Job:
Isolate every line in the records below with "value" in it.

***** Material provided

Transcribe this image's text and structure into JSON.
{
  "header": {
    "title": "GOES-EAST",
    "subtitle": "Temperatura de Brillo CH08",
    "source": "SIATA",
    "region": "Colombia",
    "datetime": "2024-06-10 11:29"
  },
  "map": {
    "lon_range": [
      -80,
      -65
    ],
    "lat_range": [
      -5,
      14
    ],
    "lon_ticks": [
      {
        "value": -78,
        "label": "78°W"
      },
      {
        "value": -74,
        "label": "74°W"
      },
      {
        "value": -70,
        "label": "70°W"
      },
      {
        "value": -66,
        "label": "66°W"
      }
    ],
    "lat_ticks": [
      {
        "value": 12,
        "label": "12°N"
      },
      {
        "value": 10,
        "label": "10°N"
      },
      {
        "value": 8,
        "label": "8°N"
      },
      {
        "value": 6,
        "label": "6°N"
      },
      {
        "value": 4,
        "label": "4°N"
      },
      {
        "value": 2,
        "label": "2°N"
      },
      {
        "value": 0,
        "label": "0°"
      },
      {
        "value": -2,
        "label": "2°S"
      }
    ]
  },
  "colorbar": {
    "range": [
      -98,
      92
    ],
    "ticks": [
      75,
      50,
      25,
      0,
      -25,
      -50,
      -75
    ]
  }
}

**********

Task result:
        "value": -78,
        "value": -74,
        "value": -70,
        "value": -66,
        "value": 12,
        "value": 10,
        "value": 8,
        "value": 6,
        "value": 4,
        "value": 2,
        "value": 0,
        "value": -2,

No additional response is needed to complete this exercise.